→ **WORK TO BE COMPLETED**
Filter this material down to the lines that hold "JSON", copying each one.

→ **GIVEN DATA**
____________________

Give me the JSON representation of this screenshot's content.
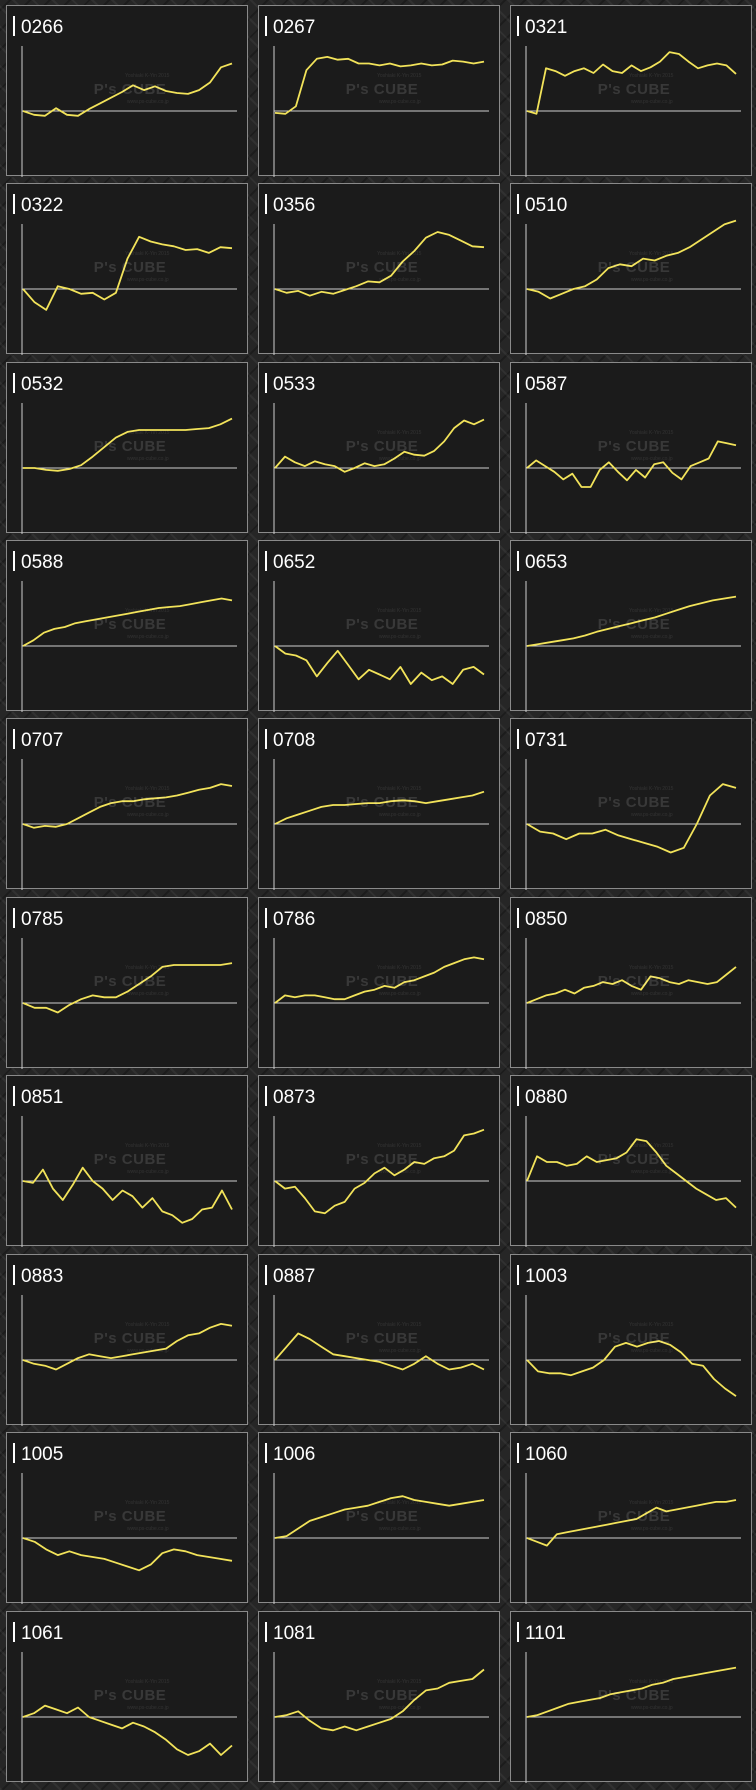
{
  "watermark": {
    "main": "P's CUBE",
    "top": "Yoshiaki K-Yin 2015",
    "bottom": "www.ps-cube.co.jp"
  },
  "colors": {
    "line": "#f2e35a",
    "panel_bg": "#1b1b1b",
    "panel_border": "#8a8a8a",
    "axis": "#cfcfcf",
    "text": "#ffffff"
  },
  "chart_data": [
    {
      "type": "line",
      "title": "0266",
      "values": [
        0,
        -4,
        -5,
        3,
        -4,
        -5,
        2,
        8,
        14,
        20,
        27,
        22,
        26,
        21,
        19,
        18,
        22,
        30,
        46,
        50
      ]
    },
    {
      "type": "line",
      "title": "0267",
      "values": [
        -2,
        -3,
        5,
        43,
        55,
        57,
        54,
        55,
        50,
        50,
        48,
        50,
        47,
        48,
        50,
        48,
        49,
        53,
        52,
        50,
        52
      ]
    },
    {
      "type": "line",
      "title": "0321",
      "values": [
        0,
        -3,
        45,
        42,
        37,
        42,
        45,
        40,
        49,
        42,
        40,
        48,
        42,
        46,
        52,
        62,
        60,
        52,
        45,
        48,
        50,
        48,
        39
      ]
    },
    {
      "type": "line",
      "title": "0322",
      "values": [
        0,
        -14,
        -22,
        3,
        0,
        -5,
        -4,
        -11,
        -4,
        32,
        55,
        50,
        47,
        45,
        41,
        42,
        38,
        44,
        43
      ]
    },
    {
      "type": "line",
      "title": "0356",
      "values": [
        0,
        -4,
        -2,
        -7,
        -3,
        -5,
        -1,
        3,
        8,
        7,
        14,
        29,
        40,
        54,
        60,
        57,
        51,
        45,
        44
      ]
    },
    {
      "type": "line",
      "title": "0510",
      "values": [
        0,
        -3,
        -10,
        -5,
        0,
        3,
        10,
        22,
        26,
        24,
        32,
        30,
        35,
        38,
        44,
        52,
        60,
        68,
        72
      ]
    },
    {
      "type": "line",
      "title": "0532",
      "values": [
        0,
        0,
        -2,
        -3,
        -1,
        3,
        12,
        22,
        32,
        38,
        40,
        40,
        40,
        40,
        40,
        41,
        42,
        46,
        52
      ]
    },
    {
      "type": "line",
      "title": "0533",
      "values": [
        0,
        12,
        6,
        2,
        7,
        4,
        2,
        -4,
        0,
        5,
        2,
        4,
        10,
        17,
        14,
        13,
        18,
        28,
        42,
        50,
        46,
        51
      ]
    },
    {
      "type": "line",
      "title": "0587",
      "values": [
        0,
        8,
        2,
        -4,
        -12,
        -6,
        -20,
        -20,
        -2,
        6,
        -4,
        -13,
        -2,
        -10,
        4,
        6,
        -5,
        -12,
        2,
        6,
        10,
        28,
        26,
        24
      ]
    },
    {
      "type": "line",
      "title": "0588",
      "values": [
        0,
        6,
        14,
        18,
        20,
        24,
        26,
        28,
        30,
        32,
        34,
        36,
        38,
        40,
        41,
        42,
        44,
        46,
        48,
        50,
        48
      ]
    },
    {
      "type": "line",
      "title": "0652",
      "values": [
        0,
        -8,
        -10,
        -15,
        -32,
        -18,
        -5,
        -20,
        -35,
        -25,
        -30,
        -35,
        -22,
        -40,
        -28,
        -36,
        -32,
        -40,
        -25,
        -22,
        -30
      ]
    },
    {
      "type": "line",
      "title": "0653",
      "values": [
        0,
        2,
        4,
        6,
        8,
        11,
        15,
        18,
        21,
        24,
        27,
        30,
        34,
        38,
        42,
        45,
        48,
        50,
        52
      ]
    },
    {
      "type": "line",
      "title": "0707",
      "values": [
        0,
        -4,
        -2,
        -3,
        0,
        6,
        12,
        18,
        22,
        24,
        24,
        26,
        27,
        28,
        30,
        33,
        36,
        38,
        42,
        40
      ]
    },
    {
      "type": "line",
      "title": "0708",
      "values": [
        0,
        6,
        10,
        14,
        18,
        20,
        20,
        21,
        22,
        22,
        24,
        25,
        24,
        22,
        24,
        26,
        28,
        30,
        34
      ]
    },
    {
      "type": "line",
      "title": "0731",
      "values": [
        0,
        -8,
        -10,
        -16,
        -10,
        -10,
        -6,
        -12,
        -16,
        -20,
        -24,
        -30,
        -25,
        0,
        30,
        42,
        38
      ]
    },
    {
      "type": "line",
      "title": "0785",
      "values": [
        0,
        -5,
        -5,
        -10,
        -2,
        4,
        8,
        6,
        6,
        12,
        20,
        28,
        38,
        40,
        40,
        40,
        40,
        40,
        42
      ]
    },
    {
      "type": "line",
      "title": "0786",
      "values": [
        0,
        8,
        6,
        8,
        8,
        6,
        4,
        4,
        8,
        12,
        14,
        18,
        16,
        22,
        24,
        28,
        32,
        38,
        42,
        46,
        48,
        46
      ]
    },
    {
      "type": "line",
      "title": "0850",
      "values": [
        0,
        4,
        8,
        10,
        14,
        10,
        16,
        18,
        22,
        20,
        24,
        18,
        14,
        28,
        26,
        22,
        20,
        24,
        22,
        20,
        22,
        30,
        38
      ]
    },
    {
      "type": "line",
      "title": "0851",
      "values": [
        0,
        -2,
        12,
        -8,
        -20,
        -4,
        14,
        0,
        -8,
        -20,
        -10,
        -16,
        -28,
        -18,
        -32,
        -36,
        -44,
        -40,
        -30,
        -28,
        -10,
        -30
      ]
    },
    {
      "type": "line",
      "title": "0873",
      "values": [
        0,
        -8,
        -6,
        -18,
        -32,
        -34,
        -26,
        -22,
        -8,
        -2,
        8,
        14,
        6,
        12,
        20,
        18,
        24,
        26,
        32,
        48,
        50,
        54
      ]
    },
    {
      "type": "line",
      "title": "0880",
      "values": [
        0,
        26,
        20,
        20,
        16,
        18,
        26,
        20,
        22,
        24,
        30,
        44,
        42,
        30,
        16,
        8,
        0,
        -8,
        -14,
        -20,
        -18,
        -28
      ]
    },
    {
      "type": "line",
      "title": "0883",
      "values": [
        0,
        -4,
        -6,
        -10,
        -4,
        2,
        6,
        4,
        2,
        4,
        6,
        8,
        10,
        12,
        20,
        26,
        28,
        34,
        38,
        36
      ]
    },
    {
      "type": "line",
      "title": "0887",
      "values": [
        0,
        14,
        28,
        22,
        14,
        6,
        4,
        2,
        0,
        -2,
        -6,
        -10,
        -4,
        4,
        -4,
        -10,
        -8,
        -4,
        -10
      ]
    },
    {
      "type": "line",
      "title": "1003",
      "values": [
        0,
        -12,
        -14,
        -14,
        -16,
        -12,
        -8,
        0,
        14,
        18,
        14,
        18,
        20,
        16,
        8,
        -4,
        -6,
        -20,
        -30,
        -38
      ]
    },
    {
      "type": "line",
      "title": "1005",
      "values": [
        0,
        -4,
        -12,
        -18,
        -14,
        -18,
        -20,
        -22,
        -26,
        -30,
        -34,
        -28,
        -16,
        -12,
        -14,
        -18,
        -20,
        -22,
        -24
      ]
    },
    {
      "type": "line",
      "title": "1006",
      "values": [
        0,
        2,
        10,
        18,
        22,
        26,
        30,
        32,
        34,
        38,
        42,
        44,
        40,
        38,
        36,
        34,
        36,
        38,
        40
      ]
    },
    {
      "type": "line",
      "title": "1060",
      "values": [
        0,
        -4,
        -8,
        4,
        6,
        8,
        10,
        12,
        14,
        16,
        18,
        20,
        26,
        32,
        28,
        30,
        32,
        34,
        36,
        38,
        38,
        40
      ]
    },
    {
      "type": "line",
      "title": "1061",
      "values": [
        0,
        4,
        12,
        8,
        4,
        10,
        0,
        -4,
        -8,
        -12,
        -6,
        -10,
        -16,
        -24,
        -34,
        -40,
        -36,
        -28,
        -40,
        -30
      ]
    },
    {
      "type": "line",
      "title": "1081",
      "values": [
        0,
        2,
        6,
        -4,
        -12,
        -14,
        -10,
        -14,
        -10,
        -6,
        -2,
        6,
        18,
        28,
        30,
        36,
        38,
        40,
        50
      ]
    },
    {
      "type": "line",
      "title": "1101",
      "values": [
        0,
        2,
        6,
        10,
        14,
        16,
        18,
        20,
        24,
        26,
        28,
        30,
        34,
        36,
        40,
        42,
        44,
        46,
        48,
        50,
        52
      ]
    }
  ]
}
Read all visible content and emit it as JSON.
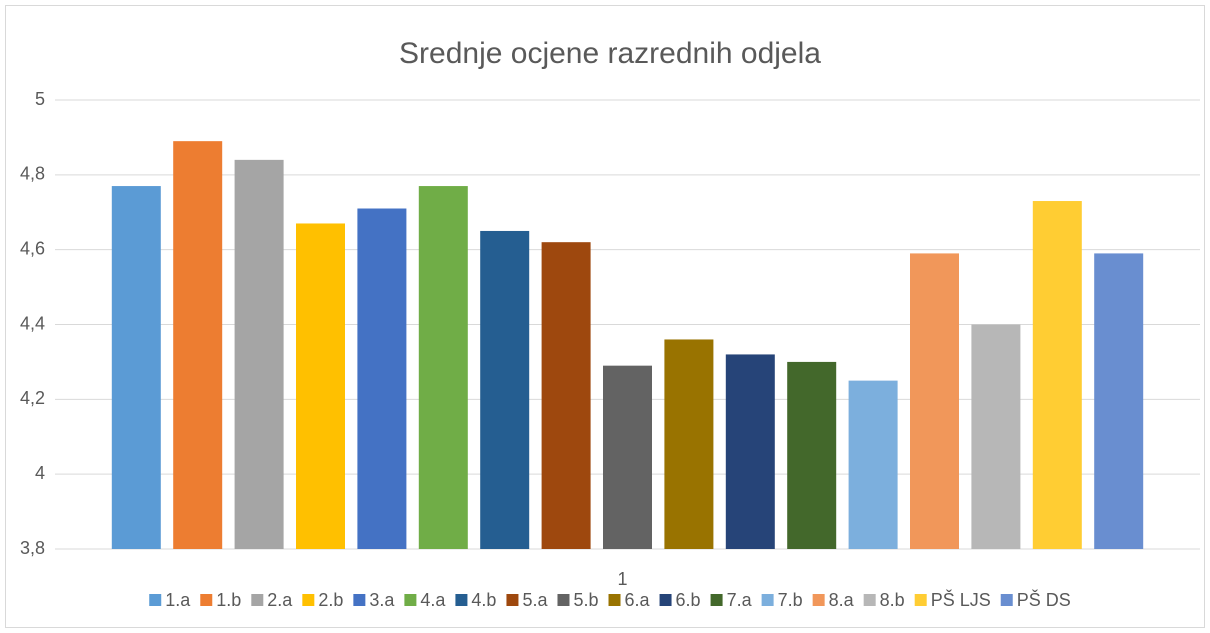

____________________

→ **EXERCISE ANSWER**
Give me the JSON representation of this screenshot's content.
Read all visible content and emit it as JSON.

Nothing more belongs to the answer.